### WRITTEN REQUEST
Collect each line holding the string "pour".

### SUPPLIED MATERIAL
━━━━━━━━

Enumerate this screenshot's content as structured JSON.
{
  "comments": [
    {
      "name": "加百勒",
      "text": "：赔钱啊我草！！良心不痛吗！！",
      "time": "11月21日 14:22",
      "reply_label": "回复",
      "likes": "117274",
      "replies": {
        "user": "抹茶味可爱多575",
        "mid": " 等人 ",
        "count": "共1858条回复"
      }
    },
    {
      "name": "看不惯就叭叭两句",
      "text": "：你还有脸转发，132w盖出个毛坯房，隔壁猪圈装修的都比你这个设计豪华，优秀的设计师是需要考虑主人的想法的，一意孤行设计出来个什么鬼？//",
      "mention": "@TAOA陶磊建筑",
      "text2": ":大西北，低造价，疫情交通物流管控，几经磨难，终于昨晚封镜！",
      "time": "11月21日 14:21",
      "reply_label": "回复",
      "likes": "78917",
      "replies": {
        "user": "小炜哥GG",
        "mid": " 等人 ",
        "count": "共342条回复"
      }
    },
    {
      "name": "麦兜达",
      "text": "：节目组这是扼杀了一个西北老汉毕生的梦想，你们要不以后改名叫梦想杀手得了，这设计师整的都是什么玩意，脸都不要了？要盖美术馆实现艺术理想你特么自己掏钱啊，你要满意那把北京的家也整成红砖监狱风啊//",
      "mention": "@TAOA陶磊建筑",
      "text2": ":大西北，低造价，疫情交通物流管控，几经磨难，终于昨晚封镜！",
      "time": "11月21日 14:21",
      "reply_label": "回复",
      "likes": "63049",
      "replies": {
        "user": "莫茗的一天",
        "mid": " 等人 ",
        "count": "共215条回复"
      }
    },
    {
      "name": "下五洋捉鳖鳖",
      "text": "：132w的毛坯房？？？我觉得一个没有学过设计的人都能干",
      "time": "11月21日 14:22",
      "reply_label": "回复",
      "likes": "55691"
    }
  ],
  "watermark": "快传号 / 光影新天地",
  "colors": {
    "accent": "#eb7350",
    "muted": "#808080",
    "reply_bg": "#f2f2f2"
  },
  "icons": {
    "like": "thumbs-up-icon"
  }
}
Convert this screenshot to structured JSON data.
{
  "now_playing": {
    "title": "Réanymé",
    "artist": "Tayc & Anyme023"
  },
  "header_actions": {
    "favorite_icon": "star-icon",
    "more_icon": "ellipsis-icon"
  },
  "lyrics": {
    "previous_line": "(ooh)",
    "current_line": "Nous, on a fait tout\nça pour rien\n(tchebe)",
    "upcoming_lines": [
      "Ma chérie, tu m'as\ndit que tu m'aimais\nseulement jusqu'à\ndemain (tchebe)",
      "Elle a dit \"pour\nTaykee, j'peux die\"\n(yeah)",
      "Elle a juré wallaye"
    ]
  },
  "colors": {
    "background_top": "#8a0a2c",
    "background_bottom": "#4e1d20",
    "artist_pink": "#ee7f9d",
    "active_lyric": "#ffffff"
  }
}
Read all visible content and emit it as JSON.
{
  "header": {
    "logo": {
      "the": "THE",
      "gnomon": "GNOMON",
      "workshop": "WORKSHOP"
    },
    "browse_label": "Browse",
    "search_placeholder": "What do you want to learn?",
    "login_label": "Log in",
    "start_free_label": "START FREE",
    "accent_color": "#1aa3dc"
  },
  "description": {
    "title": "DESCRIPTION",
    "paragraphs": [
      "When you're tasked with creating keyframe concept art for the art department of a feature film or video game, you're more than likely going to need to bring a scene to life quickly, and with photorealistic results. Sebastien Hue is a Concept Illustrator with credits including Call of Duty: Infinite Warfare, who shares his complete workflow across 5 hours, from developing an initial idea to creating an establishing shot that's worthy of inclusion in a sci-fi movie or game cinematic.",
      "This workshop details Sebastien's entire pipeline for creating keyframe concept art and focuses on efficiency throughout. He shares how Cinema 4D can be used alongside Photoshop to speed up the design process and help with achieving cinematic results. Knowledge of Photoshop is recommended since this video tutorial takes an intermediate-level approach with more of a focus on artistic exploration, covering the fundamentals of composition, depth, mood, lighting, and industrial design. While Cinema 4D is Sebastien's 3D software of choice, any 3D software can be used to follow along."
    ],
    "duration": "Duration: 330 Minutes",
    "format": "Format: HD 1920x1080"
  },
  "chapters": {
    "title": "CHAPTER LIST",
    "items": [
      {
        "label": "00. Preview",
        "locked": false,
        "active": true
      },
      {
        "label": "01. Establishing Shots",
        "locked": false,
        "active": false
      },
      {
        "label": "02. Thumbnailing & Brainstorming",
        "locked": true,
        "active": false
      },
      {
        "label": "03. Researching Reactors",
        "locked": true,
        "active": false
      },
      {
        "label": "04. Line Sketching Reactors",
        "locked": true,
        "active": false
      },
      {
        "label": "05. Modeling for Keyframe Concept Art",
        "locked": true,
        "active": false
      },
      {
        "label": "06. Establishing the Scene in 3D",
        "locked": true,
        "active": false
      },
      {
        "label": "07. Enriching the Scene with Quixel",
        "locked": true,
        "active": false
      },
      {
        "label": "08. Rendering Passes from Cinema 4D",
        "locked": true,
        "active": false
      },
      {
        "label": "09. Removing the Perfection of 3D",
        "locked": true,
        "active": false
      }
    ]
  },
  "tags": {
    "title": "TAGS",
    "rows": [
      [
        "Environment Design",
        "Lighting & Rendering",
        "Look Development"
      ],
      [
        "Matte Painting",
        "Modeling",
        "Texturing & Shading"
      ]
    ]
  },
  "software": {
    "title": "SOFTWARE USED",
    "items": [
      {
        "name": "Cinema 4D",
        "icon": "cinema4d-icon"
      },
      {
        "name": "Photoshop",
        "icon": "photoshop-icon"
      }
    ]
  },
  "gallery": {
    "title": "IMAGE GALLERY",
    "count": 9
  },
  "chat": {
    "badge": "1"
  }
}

━━━━━━━━

### FULL ANSWER
    "current_line": "Nous, on a fait tout\nça pour rien\n(tchebe)",
      "Elle a dit \"pour\nTaykee, j'peux die\"\n(yeah)",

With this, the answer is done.